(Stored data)

= = = =

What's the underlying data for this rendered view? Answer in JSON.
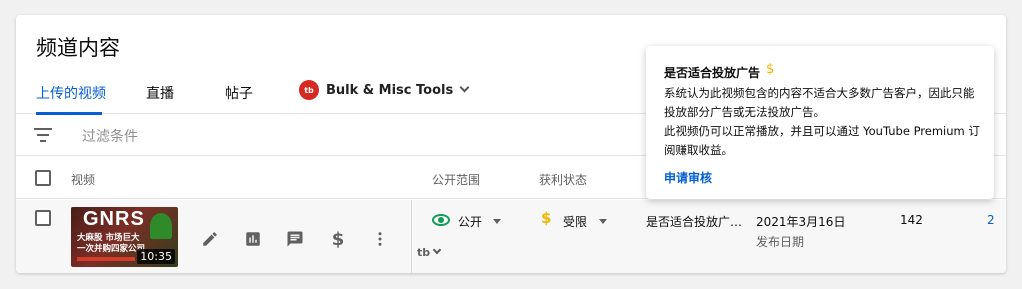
{
  "page": {
    "title": "频道内容"
  },
  "tabs": [
    {
      "label": "上传的视频"
    },
    {
      "label": "直播"
    },
    {
      "label": "帖子"
    }
  ],
  "tools_tab": {
    "logo_text": "tb",
    "label": "Bulk & Misc Tools"
  },
  "filter": {
    "placeholder": "过滤条件"
  },
  "columns": {
    "video": "视频",
    "visibility": "公开范围",
    "monetization": "获利状态"
  },
  "row": {
    "thumbnail": {
      "title": "GNRS",
      "subtitle_line1": "大麻股 市场巨大",
      "subtitle_line2": "一次并购四家公司",
      "duration": "10:35"
    },
    "tubebuddy_label": "tb",
    "visibility": "公开",
    "monetization": "受限",
    "restriction_reason": "是否适合投放广…",
    "date": "2021年3月16日",
    "date_label": "发布日期",
    "views": "142",
    "comments": "2"
  },
  "popup": {
    "title": "是否适合投放广告",
    "dollar_symbol": "$",
    "body_line1": "系统认为此视频包含的内容不适合大多数广告客户，因此只能投放部分广告或无法投放广告。",
    "body_line2": "此视频仍可以正常播放，并且可以通过 YouTube Premium 订阅赚取收益。",
    "link": "申请审核"
  },
  "colors": {
    "accent": "#065fd4",
    "visibility_green": "#0f9d58",
    "limited_gold": "#f2b600",
    "tubebuddy_red": "#d42a21"
  },
  "icons": {
    "filter": "filter-icon",
    "edit": "pencil-icon",
    "analytics": "bar-chart-icon",
    "comments": "comment-icon",
    "monetization": "dollar-icon",
    "more": "more-vert-icon",
    "visibility": "eye-icon"
  }
}
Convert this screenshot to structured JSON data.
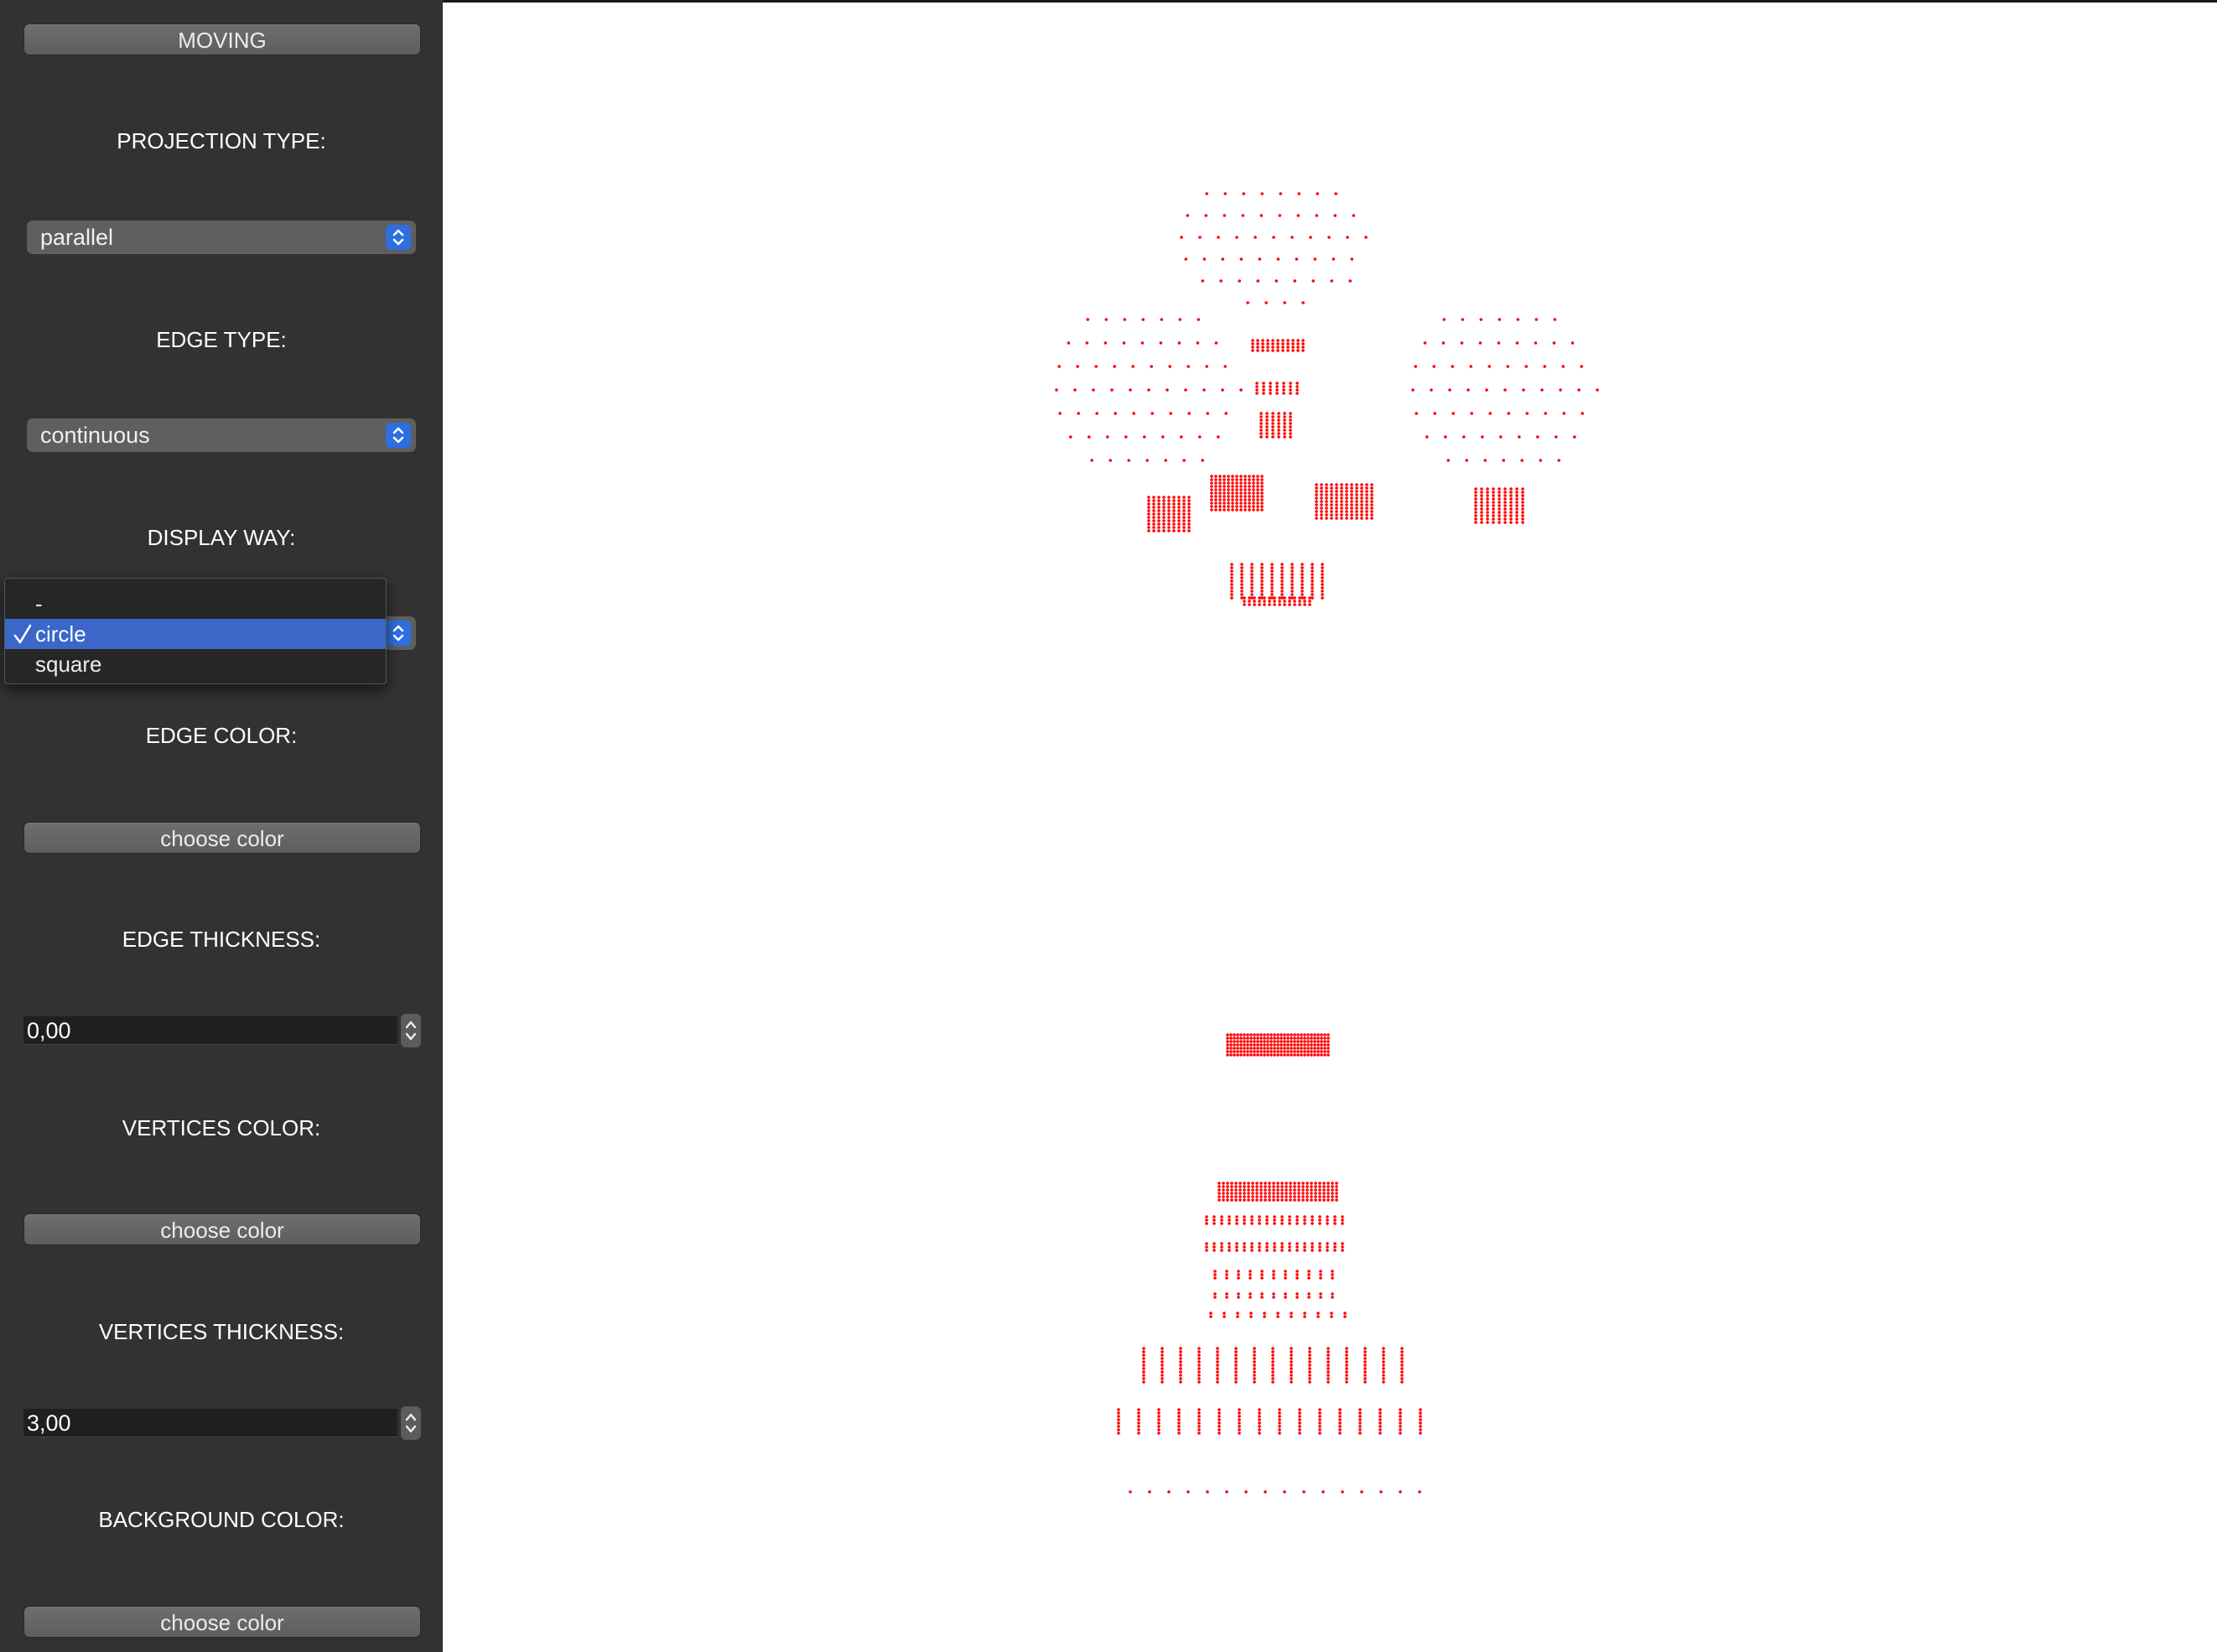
{
  "sidebar": {
    "moving_button": "MOVING",
    "projection_label": "PROJECTION TYPE:",
    "projection_value": "parallel",
    "edge_type_label": "EDGE  TYPE:",
    "edge_type_value": "continuous",
    "display_way_label": "DISPLAY WAY:",
    "display_way_options": [
      "-",
      "circle",
      "square"
    ],
    "display_way_selected": "circle",
    "edge_color_label": "EDGE COLOR:",
    "edge_color_button": "choose color",
    "edge_thickness_label": "EDGE THICKNESS:",
    "edge_thickness_value": "0,00",
    "vertices_color_label": "VERTICES  COLOR:",
    "vertices_color_button": "choose color",
    "vertices_thickness_label": "VERTICES THICKNESS:",
    "vertices_thickness_value": "3,00",
    "background_color_label": "BACKGROUND COLOR:",
    "background_color_button": "choose color"
  },
  "viewport": {
    "background_color": "#ffffff",
    "vertex_color": "#ff0000",
    "icon_names": [
      "chevron-updown-icon",
      "checkmark-icon",
      "stepper-icon"
    ]
  }
}
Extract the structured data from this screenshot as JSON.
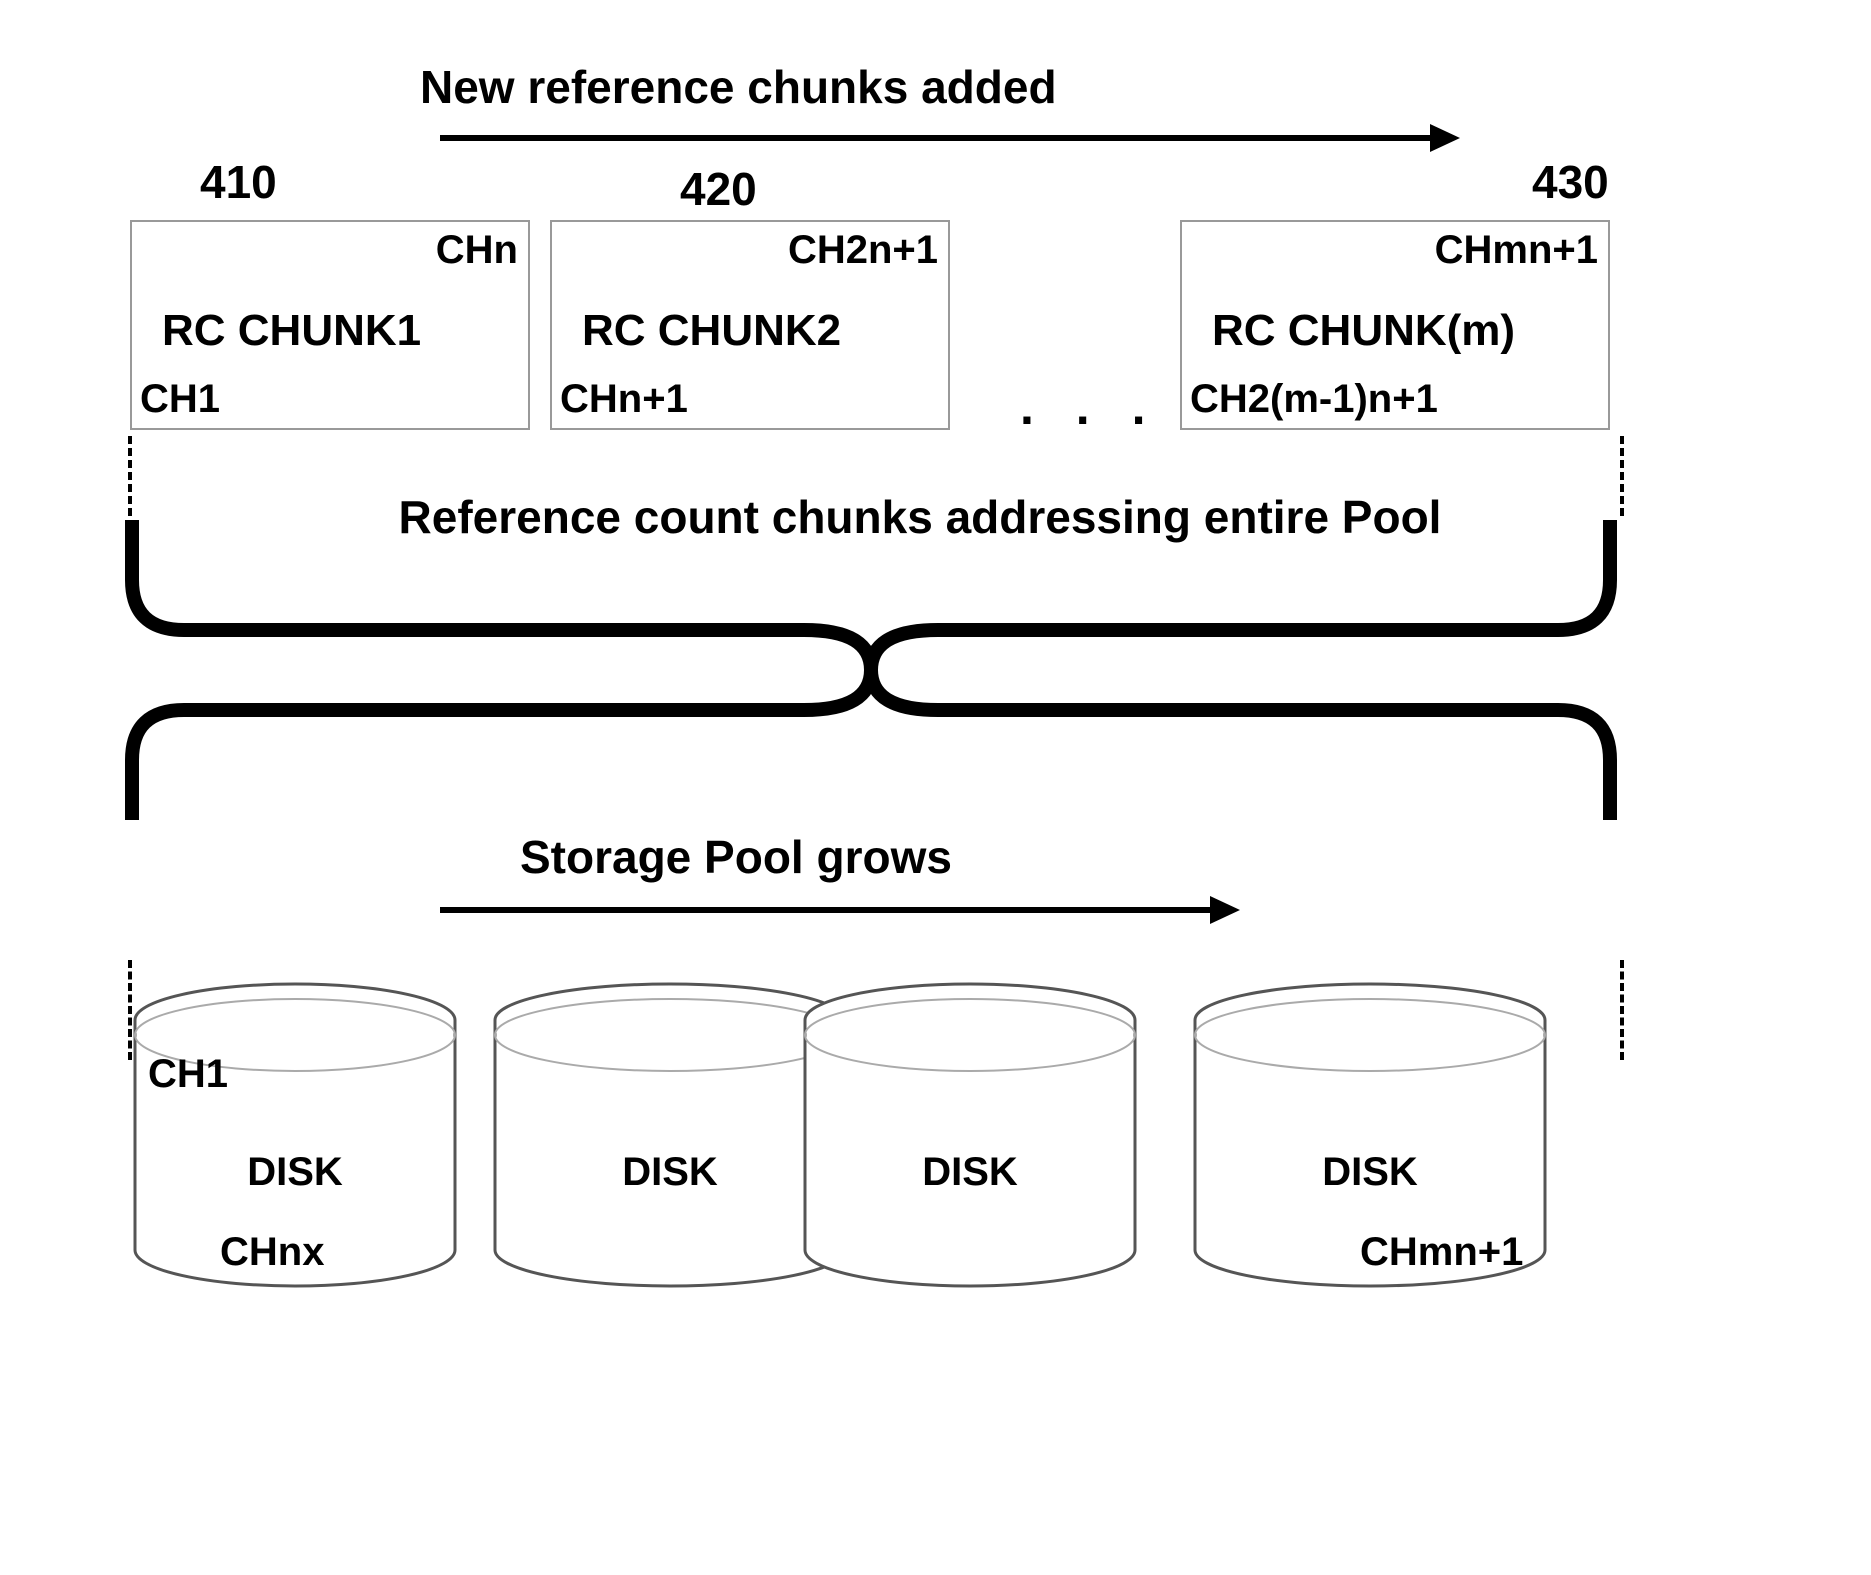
{
  "top_title": "New reference chunks added",
  "numbers": {
    "a": "410",
    "b": "420",
    "c": "430"
  },
  "chunks": [
    {
      "top_right": "CHn",
      "mid": "RC CHUNK1",
      "bottom_left": "CH1"
    },
    {
      "top_right": "CH2n+1",
      "mid": "RC CHUNK2",
      "bottom_left": "CHn+1"
    },
    {
      "top_right": "CHmn+1",
      "mid": "RC CHUNK(m)",
      "bottom_left": "CH2(m-1)n+1"
    }
  ],
  "ellipsis": ". . .",
  "mid_text": "Reference count chunks addressing entire Pool",
  "pool_title": "Storage Pool grows",
  "disks": [
    {
      "main": "DISK",
      "top_left": "CH1",
      "bottom": "CHnx"
    },
    {
      "main": "DISK"
    },
    {
      "main": "DISK"
    },
    {
      "main": "DISK",
      "bottom": "CHmn+1"
    }
  ]
}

= = = =

## AIM OF THE EXERCISE
Restate the listing above word for word, and skip the pictures.

## WRITTEN ANSWER
What's the underlying data for this rendered view? Answer in JSON.
{
  "page": {
    "title": "频道内容"
  },
  "tabs": [
    {
      "label": "上传的视频"
    },
    {
      "label": "直播"
    },
    {
      "label": "帖子"
    }
  ],
  "tools_tab": {
    "logo_text": "tb",
    "label": "Bulk & Misc Tools"
  },
  "filter": {
    "placeholder": "过滤条件"
  },
  "columns": {
    "video": "视频",
    "visibility": "公开范围",
    "monetization": "获利状态"
  },
  "row": {
    "thumbnail": {
      "title": "GNRS",
      "subtitle_line1": "大麻股 市场巨大",
      "subtitle_line2": "一次并购四家公司",
      "duration": "10:35"
    },
    "tubebuddy_label": "tb",
    "visibility": "公开",
    "monetization": "受限",
    "restriction_reason": "是否适合投放广…",
    "date": "2021年3月16日",
    "date_label": "发布日期",
    "views": "142",
    "comments": "2"
  },
  "popup": {
    "title": "是否适合投放广告",
    "dollar_symbol": "$",
    "body_line1": "系统认为此视频包含的内容不适合大多数广告客户，因此只能投放部分广告或无法投放广告。",
    "body_line2": "此视频仍可以正常播放，并且可以通过 YouTube Premium 订阅赚取收益。",
    "link": "申请审核"
  },
  "colors": {
    "accent": "#065fd4",
    "visibility_green": "#0f9d58",
    "limited_gold": "#f2b600",
    "tubebuddy_red": "#d42a21"
  },
  "icons": {
    "filter": "filter-icon",
    "edit": "pencil-icon",
    "analytics": "bar-chart-icon",
    "comments": "comment-icon",
    "monetization": "dollar-icon",
    "more": "more-vert-icon",
    "visibility": "eye-icon"
  }
}
Convert this screenshot to structured JSON data.
{
  "sidebar": {
    "moving_button": "MOVING",
    "projection_label": "PROJECTION TYPE:",
    "projection_value": "parallel",
    "edge_type_label": "EDGE  TYPE:",
    "edge_type_value": "continuous",
    "display_way_label": "DISPLAY WAY:",
    "display_way_options": [
      "-",
      "circle",
      "square"
    ],
    "display_way_selected": "circle",
    "edge_color_label": "EDGE COLOR:",
    "edge_color_button": "choose color",
    "edge_thickness_label": "EDGE THICKNESS:",
    "edge_thickness_value": "0,00",
    "vertices_color_label": "VERTICES  COLOR:",
    "vertices_color_button": "choose color",
    "vertices_thickness_label": "VERTICES THICKNESS:",
    "vertices_thickness_value": "3,00",
    "background_color_label": "BACKGROUND COLOR:",
    "background_color_button": "choose color"
  },
  "viewport": {
    "background_color": "#ffffff",
    "vertex_color": "#ff0000",
    "icon_names": [
      "chevron-updown-icon",
      "checkmark-icon",
      "stepper-icon"
    ]
  }
}
Extract the structured data from this screenshot as JSON.
{
  "top_title": "New reference chunks added",
  "numbers": {
    "a": "410",
    "b": "420",
    "c": "430"
  },
  "chunks": [
    {
      "top_right": "CHn",
      "mid": "RC CHUNK1",
      "bottom_left": "CH1"
    },
    {
      "top_right": "CH2n+1",
      "mid": "RC CHUNK2",
      "bottom_left": "CHn+1"
    },
    {
      "top_right": "CHmn+1",
      "mid": "RC CHUNK(m)",
      "bottom_left": "CH2(m-1)n+1"
    }
  ],
  "ellipsis": ". . .",
  "mid_text": "Reference count chunks addressing entire Pool",
  "pool_title": "Storage Pool grows",
  "disks": [
    {
      "main": "DISK",
      "top_left": "CH1",
      "bottom": "CHnx"
    },
    {
      "main": "DISK"
    },
    {
      "main": "DISK"
    },
    {
      "main": "DISK",
      "bottom": "CHmn+1"
    }
  ]
}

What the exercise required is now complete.